---------- Data for analysis ----------

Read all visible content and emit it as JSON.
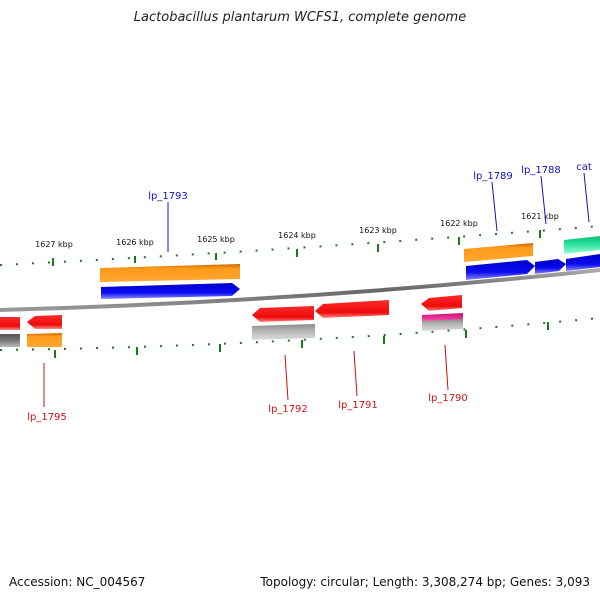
{
  "header": {
    "title": "Lactobacillus plantarum WCFS1, complete genome"
  },
  "footer": {
    "accession": "Accession: NC_004567",
    "summary": "Topology: circular; Length: 3,308,274 bp; Genes: 3,093"
  },
  "ruler": {
    "tick_labels": [
      "1627 kbp",
      "1626 kbp",
      "1625 kbp",
      "1624 kbp",
      "1623 kbp",
      "1622 kbp",
      "1621 kbp"
    ]
  },
  "genes": {
    "upper": [
      "lp_1793",
      "lp_1789",
      "lp_1788",
      "cat"
    ],
    "lower": [
      "lp_1795",
      "lp_1792",
      "lp_1791",
      "lp_1790"
    ]
  },
  "colors": {
    "upper_label": "#1010c0",
    "lower_label": "#cc1010",
    "tick": "#1a7a1a",
    "backbone": "#777777",
    "cds_blue": "#0a0af0",
    "cds_orange": "#ff9a1a",
    "cds_red": "#ee1010",
    "cds_teal": "#22dd99",
    "cds_grey": "#aaaaaa",
    "cds_dark_grey": "#777777",
    "cds_pink": "#ee3399"
  }
}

----------

- **How to complete this task**:
Please give the entries above again exactly as written, leaving out any pictures.

- **Exercise response**:
Read all visible content and emit it as JSON.
{
  "header": {
    "title": "Lactobacillus plantarum WCFS1, complete genome"
  },
  "footer": {
    "accession": "Accession: NC_004567",
    "summary": "Topology: circular; Length: 3,308,274 bp; Genes: 3,093"
  },
  "ruler": {
    "tick_labels": [
      "1627 kbp",
      "1626 kbp",
      "1625 kbp",
      "1624 kbp",
      "1623 kbp",
      "1622 kbp",
      "1621 kbp"
    ]
  },
  "genes": {
    "upper": [
      "lp_1793",
      "lp_1789",
      "lp_1788",
      "cat"
    ],
    "lower": [
      "lp_1795",
      "lp_1792",
      "lp_1791",
      "lp_1790"
    ]
  },
  "colors": {
    "upper_label": "#1010c0",
    "lower_label": "#cc1010",
    "tick": "#1a7a1a",
    "backbone": "#777777",
    "cds_blue": "#0a0af0",
    "cds_orange": "#ff9a1a",
    "cds_red": "#ee1010",
    "cds_teal": "#22dd99",
    "cds_grey": "#aaaaaa",
    "cds_dark_grey": "#777777",
    "cds_pink": "#ee3399"
  }
}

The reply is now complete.